TO DO >> Quote the records in full and leave their pictures out.

EXERCISE MATERIALS >>

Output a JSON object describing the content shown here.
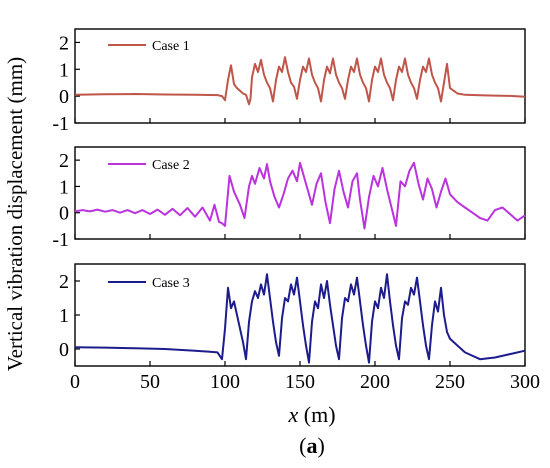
{
  "figure": {
    "ylabel": "Vertical vibration displacement (mm)",
    "xlabel_var": "x",
    "xlabel_unit": " (m)",
    "caption_letter": "a"
  },
  "chart_data": [
    {
      "type": "line",
      "legend": "Case 1",
      "color": "#c0554a",
      "xlim": [
        0,
        300
      ],
      "ylim": [
        -1,
        2.5
      ],
      "yticks": [
        -1,
        0,
        1,
        2
      ],
      "xticks": [
        0,
        50,
        100,
        150,
        200,
        250,
        300
      ],
      "x": [
        0,
        20,
        40,
        60,
        80,
        95,
        98,
        100,
        102,
        104,
        106,
        108,
        110,
        112,
        114,
        116,
        117,
        118,
        120,
        122,
        124,
        126,
        128,
        130,
        132,
        134,
        136,
        138,
        140,
        142,
        144,
        146,
        148,
        150,
        152,
        154,
        156,
        158,
        160,
        162,
        164,
        166,
        168,
        170,
        172,
        174,
        176,
        178,
        180,
        182,
        184,
        186,
        188,
        190,
        192,
        194,
        196,
        198,
        200,
        202,
        204,
        206,
        208,
        210,
        212,
        214,
        216,
        218,
        220,
        222,
        224,
        226,
        228,
        230,
        232,
        234,
        236,
        238,
        240,
        242,
        244,
        246,
        248,
        250,
        255,
        260,
        270,
        280,
        290,
        300
      ],
      "y": [
        0.05,
        0.07,
        0.08,
        0.06,
        0.05,
        0.04,
        0,
        -0.15,
        0.6,
        1.15,
        0.45,
        0.3,
        0.2,
        0.1,
        0.05,
        -0.3,
        -0.1,
        0.7,
        1.2,
        0.9,
        1.35,
        0.8,
        0.5,
        0.3,
        -0.2,
        0.6,
        1.1,
        0.9,
        1.45,
        0.9,
        0.5,
        0.35,
        -0.1,
        0.6,
        1.1,
        0.9,
        1.4,
        0.8,
        0.5,
        0.3,
        -0.2,
        0.6,
        1.1,
        0.85,
        1.4,
        0.8,
        0.5,
        0.3,
        -0.1,
        0.6,
        1.1,
        0.9,
        1.4,
        0.8,
        0.5,
        0.3,
        -0.2,
        0.6,
        1.1,
        0.9,
        1.4,
        0.8,
        0.5,
        0.3,
        -0.15,
        0.6,
        1.1,
        0.9,
        1.4,
        0.8,
        0.5,
        0.3,
        -0.1,
        0.6,
        1.1,
        0.9,
        1.4,
        0.8,
        0.5,
        0.3,
        -0.2,
        0.5,
        1.2,
        0.3,
        0.1,
        0.05,
        0.03,
        0.02,
        0.01,
        -0.02
      ]
    },
    {
      "type": "line",
      "legend": "Case 2",
      "color": "#bb33dd",
      "xlim": [
        0,
        300
      ],
      "ylim": [
        -1,
        2.5
      ],
      "yticks": [
        -1,
        0,
        1,
        2
      ],
      "xticks": [
        0,
        50,
        100,
        150,
        200,
        250,
        300
      ],
      "x": [
        0,
        5,
        10,
        15,
        20,
        25,
        30,
        35,
        40,
        45,
        50,
        55,
        60,
        65,
        70,
        75,
        80,
        85,
        90,
        93,
        96,
        98,
        100,
        103,
        106,
        110,
        113,
        116,
        118,
        120,
        123,
        126,
        128,
        130,
        133,
        136,
        139,
        142,
        145,
        148,
        150,
        152,
        155,
        158,
        161,
        164,
        167,
        170,
        173,
        176,
        179,
        182,
        185,
        188,
        190,
        193,
        196,
        199,
        202,
        205,
        208,
        211,
        214,
        217,
        220,
        223,
        226,
        229,
        232,
        235,
        238,
        241,
        244,
        247,
        250,
        255,
        260,
        265,
        270,
        275,
        280,
        285,
        290,
        295,
        300
      ],
      "y": [
        0.05,
        0.1,
        0.05,
        0.12,
        0.04,
        0.1,
        0.0,
        0.1,
        -0.02,
        0.1,
        -0.05,
        0.12,
        -0.08,
        0.15,
        -0.1,
        0.18,
        -0.15,
        0.2,
        -0.3,
        0.3,
        -0.35,
        -0.4,
        -0.5,
        1.4,
        0.8,
        0.3,
        -0.2,
        1.0,
        1.4,
        1.1,
        1.7,
        1.3,
        1.85,
        1.2,
        0.6,
        0.2,
        0.7,
        1.3,
        1.6,
        1.2,
        1.9,
        1.5,
        0.9,
        0.3,
        1.1,
        1.5,
        0.4,
        -0.4,
        0.9,
        1.6,
        0.8,
        0.2,
        1.2,
        1.5,
        0.5,
        -0.6,
        0.6,
        1.4,
        1.0,
        1.7,
        0.9,
        0.2,
        -0.5,
        1.2,
        1.0,
        1.6,
        1.9,
        1.1,
        0.5,
        1.3,
        0.9,
        0.2,
        0.8,
        1.3,
        0.7,
        0.4,
        0.2,
        0.0,
        -0.2,
        -0.3,
        0.1,
        0.2,
        -0.05,
        -0.3,
        -0.1
      ]
    },
    {
      "type": "line",
      "legend": "Case 3",
      "color": "#1c1c8c",
      "xlim": [
        0,
        300
      ],
      "ylim": [
        -0.5,
        2.5
      ],
      "yticks": [
        0,
        1,
        2
      ],
      "xticks": [
        0,
        50,
        100,
        150,
        200,
        250,
        300
      ],
      "x": [
        0,
        20,
        40,
        60,
        80,
        90,
        95,
        98,
        100,
        102,
        104,
        106,
        108,
        110,
        112,
        114,
        116,
        118,
        120,
        122,
        124,
        126,
        128,
        130,
        132,
        134,
        136,
        138,
        140,
        142,
        144,
        146,
        148,
        150,
        152,
        154,
        156,
        158,
        160,
        162,
        164,
        166,
        168,
        170,
        172,
        174,
        176,
        178,
        180,
        182,
        184,
        186,
        188,
        190,
        192,
        194,
        196,
        198,
        200,
        202,
        204,
        206,
        208,
        210,
        212,
        214,
        216,
        218,
        220,
        222,
        224,
        226,
        228,
        230,
        232,
        234,
        236,
        238,
        240,
        242,
        244,
        246,
        248,
        250,
        255,
        260,
        270,
        280,
        290,
        300
      ],
      "y": [
        0.05,
        0.04,
        0.02,
        0.0,
        -0.05,
        -0.08,
        -0.1,
        -0.3,
        0.6,
        1.8,
        1.2,
        1.4,
        1.0,
        0.6,
        0.2,
        -0.3,
        0.8,
        1.4,
        1.7,
        1.5,
        1.9,
        1.6,
        2.2,
        1.5,
        0.8,
        0.2,
        -0.2,
        0.9,
        1.5,
        1.4,
        1.9,
        1.6,
        2.1,
        1.4,
        0.7,
        0.1,
        -0.4,
        0.8,
        1.4,
        1.2,
        1.9,
        1.5,
        2.0,
        1.3,
        0.7,
        0.1,
        -0.3,
        0.9,
        1.5,
        1.4,
        1.9,
        1.6,
        2.1,
        1.4,
        0.7,
        0.1,
        -0.4,
        0.8,
        1.4,
        1.2,
        1.8,
        1.5,
        2.2,
        1.4,
        0.7,
        0.1,
        -0.3,
        0.9,
        1.4,
        1.3,
        1.8,
        1.6,
        2.1,
        1.4,
        0.7,
        0.1,
        -0.3,
        0.7,
        1.4,
        1.1,
        1.8,
        1.0,
        0.5,
        0.3,
        0.1,
        -0.1,
        -0.3,
        -0.25,
        -0.15,
        -0.05
      ]
    }
  ]
}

IN RESPONSE >>
Output a JSON object describing the content shown here.
{
  "figure": {
    "ylabel": "Vertical vibration displacement (mm)",
    "xlabel_var": "x",
    "xlabel_unit": " (m)",
    "caption_letter": "a"
  },
  "chart_data": [
    {
      "type": "line",
      "legend": "Case 1",
      "color": "#c0554a",
      "xlim": [
        0,
        300
      ],
      "ylim": [
        -1,
        2.5
      ],
      "yticks": [
        -1,
        0,
        1,
        2
      ],
      "xticks": [
        0,
        50,
        100,
        150,
        200,
        250,
        300
      ],
      "x": [
        0,
        20,
        40,
        60,
        80,
        95,
        98,
        100,
        102,
        104,
        106,
        108,
        110,
        112,
        114,
        116,
        117,
        118,
        120,
        122,
        124,
        126,
        128,
        130,
        132,
        134,
        136,
        138,
        140,
        142,
        144,
        146,
        148,
        150,
        152,
        154,
        156,
        158,
        160,
        162,
        164,
        166,
        168,
        170,
        172,
        174,
        176,
        178,
        180,
        182,
        184,
        186,
        188,
        190,
        192,
        194,
        196,
        198,
        200,
        202,
        204,
        206,
        208,
        210,
        212,
        214,
        216,
        218,
        220,
        222,
        224,
        226,
        228,
        230,
        232,
        234,
        236,
        238,
        240,
        242,
        244,
        246,
        248,
        250,
        255,
        260,
        270,
        280,
        290,
        300
      ],
      "y": [
        0.05,
        0.07,
        0.08,
        0.06,
        0.05,
        0.04,
        0,
        -0.15,
        0.6,
        1.15,
        0.45,
        0.3,
        0.2,
        0.1,
        0.05,
        -0.3,
        -0.1,
        0.7,
        1.2,
        0.9,
        1.35,
        0.8,
        0.5,
        0.3,
        -0.2,
        0.6,
        1.1,
        0.9,
        1.45,
        0.9,
        0.5,
        0.35,
        -0.1,
        0.6,
        1.1,
        0.9,
        1.4,
        0.8,
        0.5,
        0.3,
        -0.2,
        0.6,
        1.1,
        0.85,
        1.4,
        0.8,
        0.5,
        0.3,
        -0.1,
        0.6,
        1.1,
        0.9,
        1.4,
        0.8,
        0.5,
        0.3,
        -0.2,
        0.6,
        1.1,
        0.9,
        1.4,
        0.8,
        0.5,
        0.3,
        -0.15,
        0.6,
        1.1,
        0.9,
        1.4,
        0.8,
        0.5,
        0.3,
        -0.1,
        0.6,
        1.1,
        0.9,
        1.4,
        0.8,
        0.5,
        0.3,
        -0.2,
        0.5,
        1.2,
        0.3,
        0.1,
        0.05,
        0.03,
        0.02,
        0.01,
        -0.02
      ]
    },
    {
      "type": "line",
      "legend": "Case 2",
      "color": "#bb33dd",
      "xlim": [
        0,
        300
      ],
      "ylim": [
        -1,
        2.5
      ],
      "yticks": [
        -1,
        0,
        1,
        2
      ],
      "xticks": [
        0,
        50,
        100,
        150,
        200,
        250,
        300
      ],
      "x": [
        0,
        5,
        10,
        15,
        20,
        25,
        30,
        35,
        40,
        45,
        50,
        55,
        60,
        65,
        70,
        75,
        80,
        85,
        90,
        93,
        96,
        98,
        100,
        103,
        106,
        110,
        113,
        116,
        118,
        120,
        123,
        126,
        128,
        130,
        133,
        136,
        139,
        142,
        145,
        148,
        150,
        152,
        155,
        158,
        161,
        164,
        167,
        170,
        173,
        176,
        179,
        182,
        185,
        188,
        190,
        193,
        196,
        199,
        202,
        205,
        208,
        211,
        214,
        217,
        220,
        223,
        226,
        229,
        232,
        235,
        238,
        241,
        244,
        247,
        250,
        255,
        260,
        265,
        270,
        275,
        280,
        285,
        290,
        295,
        300
      ],
      "y": [
        0.05,
        0.1,
        0.05,
        0.12,
        0.04,
        0.1,
        0.0,
        0.1,
        -0.02,
        0.1,
        -0.05,
        0.12,
        -0.08,
        0.15,
        -0.1,
        0.18,
        -0.15,
        0.2,
        -0.3,
        0.3,
        -0.35,
        -0.4,
        -0.5,
        1.4,
        0.8,
        0.3,
        -0.2,
        1.0,
        1.4,
        1.1,
        1.7,
        1.3,
        1.85,
        1.2,
        0.6,
        0.2,
        0.7,
        1.3,
        1.6,
        1.2,
        1.9,
        1.5,
        0.9,
        0.3,
        1.1,
        1.5,
        0.4,
        -0.4,
        0.9,
        1.6,
        0.8,
        0.2,
        1.2,
        1.5,
        0.5,
        -0.6,
        0.6,
        1.4,
        1.0,
        1.7,
        0.9,
        0.2,
        -0.5,
        1.2,
        1.0,
        1.6,
        1.9,
        1.1,
        0.5,
        1.3,
        0.9,
        0.2,
        0.8,
        1.3,
        0.7,
        0.4,
        0.2,
        0.0,
        -0.2,
        -0.3,
        0.1,
        0.2,
        -0.05,
        -0.3,
        -0.1
      ]
    },
    {
      "type": "line",
      "legend": "Case 3",
      "color": "#1c1c8c",
      "xlim": [
        0,
        300
      ],
      "ylim": [
        -0.5,
        2.5
      ],
      "yticks": [
        0,
        1,
        2
      ],
      "xticks": [
        0,
        50,
        100,
        150,
        200,
        250,
        300
      ],
      "x": [
        0,
        20,
        40,
        60,
        80,
        90,
        95,
        98,
        100,
        102,
        104,
        106,
        108,
        110,
        112,
        114,
        116,
        118,
        120,
        122,
        124,
        126,
        128,
        130,
        132,
        134,
        136,
        138,
        140,
        142,
        144,
        146,
        148,
        150,
        152,
        154,
        156,
        158,
        160,
        162,
        164,
        166,
        168,
        170,
        172,
        174,
        176,
        178,
        180,
        182,
        184,
        186,
        188,
        190,
        192,
        194,
        196,
        198,
        200,
        202,
        204,
        206,
        208,
        210,
        212,
        214,
        216,
        218,
        220,
        222,
        224,
        226,
        228,
        230,
        232,
        234,
        236,
        238,
        240,
        242,
        244,
        246,
        248,
        250,
        255,
        260,
        270,
        280,
        290,
        300
      ],
      "y": [
        0.05,
        0.04,
        0.02,
        0.0,
        -0.05,
        -0.08,
        -0.1,
        -0.3,
        0.6,
        1.8,
        1.2,
        1.4,
        1.0,
        0.6,
        0.2,
        -0.3,
        0.8,
        1.4,
        1.7,
        1.5,
        1.9,
        1.6,
        2.2,
        1.5,
        0.8,
        0.2,
        -0.2,
        0.9,
        1.5,
        1.4,
        1.9,
        1.6,
        2.1,
        1.4,
        0.7,
        0.1,
        -0.4,
        0.8,
        1.4,
        1.2,
        1.9,
        1.5,
        2.0,
        1.3,
        0.7,
        0.1,
        -0.3,
        0.9,
        1.5,
        1.4,
        1.9,
        1.6,
        2.1,
        1.4,
        0.7,
        0.1,
        -0.4,
        0.8,
        1.4,
        1.2,
        1.8,
        1.5,
        2.2,
        1.4,
        0.7,
        0.1,
        -0.3,
        0.9,
        1.4,
        1.3,
        1.8,
        1.6,
        2.1,
        1.4,
        0.7,
        0.1,
        -0.3,
        0.7,
        1.4,
        1.1,
        1.8,
        1.0,
        0.5,
        0.3,
        0.1,
        -0.1,
        -0.3,
        -0.25,
        -0.15,
        -0.05
      ]
    }
  ]
}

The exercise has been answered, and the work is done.